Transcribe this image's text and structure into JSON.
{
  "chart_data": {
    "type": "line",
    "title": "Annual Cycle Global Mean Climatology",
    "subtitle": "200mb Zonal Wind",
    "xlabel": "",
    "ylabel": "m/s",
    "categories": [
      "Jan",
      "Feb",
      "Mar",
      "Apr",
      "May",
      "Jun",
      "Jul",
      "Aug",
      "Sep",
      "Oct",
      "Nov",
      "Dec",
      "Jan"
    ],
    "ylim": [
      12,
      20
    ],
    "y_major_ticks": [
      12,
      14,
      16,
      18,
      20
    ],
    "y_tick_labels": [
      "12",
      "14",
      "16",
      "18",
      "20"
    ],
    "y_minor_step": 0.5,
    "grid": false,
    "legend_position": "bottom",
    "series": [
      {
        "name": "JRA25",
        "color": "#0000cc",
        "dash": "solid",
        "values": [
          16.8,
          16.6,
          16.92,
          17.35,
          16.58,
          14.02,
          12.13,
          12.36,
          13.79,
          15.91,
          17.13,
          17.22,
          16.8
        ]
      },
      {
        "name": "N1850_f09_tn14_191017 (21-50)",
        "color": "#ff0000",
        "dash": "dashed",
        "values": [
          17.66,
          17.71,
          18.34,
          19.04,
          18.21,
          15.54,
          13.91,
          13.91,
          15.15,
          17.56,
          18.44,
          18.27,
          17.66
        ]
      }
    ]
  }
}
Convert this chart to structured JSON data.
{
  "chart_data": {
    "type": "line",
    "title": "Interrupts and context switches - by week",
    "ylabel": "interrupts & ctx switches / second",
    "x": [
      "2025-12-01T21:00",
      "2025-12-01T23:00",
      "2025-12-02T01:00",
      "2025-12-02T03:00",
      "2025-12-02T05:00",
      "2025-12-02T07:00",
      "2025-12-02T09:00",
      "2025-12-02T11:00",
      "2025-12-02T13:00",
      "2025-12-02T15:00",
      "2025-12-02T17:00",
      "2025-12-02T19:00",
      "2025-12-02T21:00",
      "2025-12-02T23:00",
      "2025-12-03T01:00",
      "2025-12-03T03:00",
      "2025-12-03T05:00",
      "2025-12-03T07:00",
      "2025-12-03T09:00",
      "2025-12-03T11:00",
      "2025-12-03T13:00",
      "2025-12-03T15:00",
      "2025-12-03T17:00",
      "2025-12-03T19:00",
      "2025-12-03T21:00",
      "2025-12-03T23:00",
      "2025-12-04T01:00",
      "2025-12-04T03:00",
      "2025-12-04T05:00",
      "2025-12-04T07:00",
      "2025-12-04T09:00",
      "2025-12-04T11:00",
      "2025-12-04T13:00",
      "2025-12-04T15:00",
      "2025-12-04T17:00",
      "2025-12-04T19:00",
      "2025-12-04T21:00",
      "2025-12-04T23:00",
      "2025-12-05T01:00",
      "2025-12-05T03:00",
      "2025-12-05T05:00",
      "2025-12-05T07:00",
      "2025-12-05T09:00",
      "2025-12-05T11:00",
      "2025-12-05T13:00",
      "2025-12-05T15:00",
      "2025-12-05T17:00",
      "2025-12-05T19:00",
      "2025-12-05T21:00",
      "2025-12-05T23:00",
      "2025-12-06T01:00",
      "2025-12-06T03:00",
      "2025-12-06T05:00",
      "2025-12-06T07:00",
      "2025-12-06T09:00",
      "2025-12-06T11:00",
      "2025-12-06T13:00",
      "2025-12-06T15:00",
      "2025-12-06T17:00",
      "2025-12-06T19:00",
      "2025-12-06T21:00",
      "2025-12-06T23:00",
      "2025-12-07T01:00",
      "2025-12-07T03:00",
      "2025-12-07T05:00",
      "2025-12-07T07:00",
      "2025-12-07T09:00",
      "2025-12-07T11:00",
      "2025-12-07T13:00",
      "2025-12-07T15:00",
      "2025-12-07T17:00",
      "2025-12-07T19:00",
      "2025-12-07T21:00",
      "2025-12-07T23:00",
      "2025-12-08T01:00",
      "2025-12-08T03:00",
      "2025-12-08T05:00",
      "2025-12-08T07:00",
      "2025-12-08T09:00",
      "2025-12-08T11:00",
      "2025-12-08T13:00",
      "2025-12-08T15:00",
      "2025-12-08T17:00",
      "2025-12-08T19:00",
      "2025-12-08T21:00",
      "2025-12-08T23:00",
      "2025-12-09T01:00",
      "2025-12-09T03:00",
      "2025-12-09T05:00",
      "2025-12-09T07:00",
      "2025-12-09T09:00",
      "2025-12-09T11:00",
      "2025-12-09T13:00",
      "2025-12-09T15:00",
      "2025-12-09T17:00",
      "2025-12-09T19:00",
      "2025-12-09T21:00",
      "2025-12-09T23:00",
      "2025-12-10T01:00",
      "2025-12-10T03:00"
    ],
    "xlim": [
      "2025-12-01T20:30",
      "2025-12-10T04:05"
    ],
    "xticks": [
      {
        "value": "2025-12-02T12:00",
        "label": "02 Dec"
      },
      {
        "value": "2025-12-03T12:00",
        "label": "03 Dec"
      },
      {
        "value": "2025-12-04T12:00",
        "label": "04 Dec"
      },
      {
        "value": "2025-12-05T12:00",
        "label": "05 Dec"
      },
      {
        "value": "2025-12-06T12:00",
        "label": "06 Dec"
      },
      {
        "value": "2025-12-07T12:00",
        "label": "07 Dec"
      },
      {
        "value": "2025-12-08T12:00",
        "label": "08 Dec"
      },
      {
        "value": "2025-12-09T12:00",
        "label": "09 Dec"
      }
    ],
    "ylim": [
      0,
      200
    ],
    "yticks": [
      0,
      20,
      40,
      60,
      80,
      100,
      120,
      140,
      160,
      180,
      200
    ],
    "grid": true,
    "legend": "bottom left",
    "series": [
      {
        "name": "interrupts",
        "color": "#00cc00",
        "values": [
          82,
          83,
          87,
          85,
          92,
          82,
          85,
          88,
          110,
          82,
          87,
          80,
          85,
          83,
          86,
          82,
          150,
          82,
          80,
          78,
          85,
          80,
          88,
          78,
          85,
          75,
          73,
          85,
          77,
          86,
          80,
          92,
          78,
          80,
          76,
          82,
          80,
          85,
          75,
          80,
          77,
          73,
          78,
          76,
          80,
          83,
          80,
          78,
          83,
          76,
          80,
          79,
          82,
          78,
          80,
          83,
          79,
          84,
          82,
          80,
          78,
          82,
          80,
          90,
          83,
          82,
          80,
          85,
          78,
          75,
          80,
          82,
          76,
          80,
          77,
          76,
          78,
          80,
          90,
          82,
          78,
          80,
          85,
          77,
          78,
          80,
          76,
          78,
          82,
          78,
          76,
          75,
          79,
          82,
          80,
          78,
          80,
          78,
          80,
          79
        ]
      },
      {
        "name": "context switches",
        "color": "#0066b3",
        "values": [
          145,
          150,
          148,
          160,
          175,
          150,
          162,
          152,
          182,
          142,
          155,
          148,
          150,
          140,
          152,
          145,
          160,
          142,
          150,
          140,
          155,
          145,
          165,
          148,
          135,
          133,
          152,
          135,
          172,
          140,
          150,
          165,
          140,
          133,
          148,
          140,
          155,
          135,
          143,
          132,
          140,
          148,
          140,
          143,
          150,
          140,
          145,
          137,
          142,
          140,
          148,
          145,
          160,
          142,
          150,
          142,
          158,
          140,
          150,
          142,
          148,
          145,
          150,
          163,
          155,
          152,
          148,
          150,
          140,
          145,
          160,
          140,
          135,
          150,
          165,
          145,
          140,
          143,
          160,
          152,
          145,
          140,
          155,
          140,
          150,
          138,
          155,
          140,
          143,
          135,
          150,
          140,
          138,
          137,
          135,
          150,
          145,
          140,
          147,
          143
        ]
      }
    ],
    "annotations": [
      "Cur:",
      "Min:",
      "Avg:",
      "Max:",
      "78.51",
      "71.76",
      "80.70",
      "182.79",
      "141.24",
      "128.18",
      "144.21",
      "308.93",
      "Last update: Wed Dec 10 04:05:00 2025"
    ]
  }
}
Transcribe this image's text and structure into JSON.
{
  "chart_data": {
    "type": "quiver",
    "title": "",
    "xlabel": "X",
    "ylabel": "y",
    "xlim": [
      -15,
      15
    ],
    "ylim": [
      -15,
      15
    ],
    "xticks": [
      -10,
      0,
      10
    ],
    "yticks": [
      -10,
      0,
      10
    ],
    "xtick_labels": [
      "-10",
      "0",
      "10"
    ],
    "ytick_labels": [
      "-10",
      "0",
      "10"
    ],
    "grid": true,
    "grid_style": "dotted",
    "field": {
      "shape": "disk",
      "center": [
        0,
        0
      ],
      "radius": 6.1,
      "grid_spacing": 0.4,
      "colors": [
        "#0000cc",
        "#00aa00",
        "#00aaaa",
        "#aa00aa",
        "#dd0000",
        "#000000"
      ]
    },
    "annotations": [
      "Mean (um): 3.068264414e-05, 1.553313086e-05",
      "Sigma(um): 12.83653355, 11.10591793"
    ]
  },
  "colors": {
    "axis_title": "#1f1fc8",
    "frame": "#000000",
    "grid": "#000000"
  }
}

## TASK STATEMENT
Filter for "switches". Return all lines that hold it.

## FINISHED ANSWER
    "title": "Interrupts and context switches - by week",
    "ylabel": "interrupts & ctx switches / second",
        "name": "context switches",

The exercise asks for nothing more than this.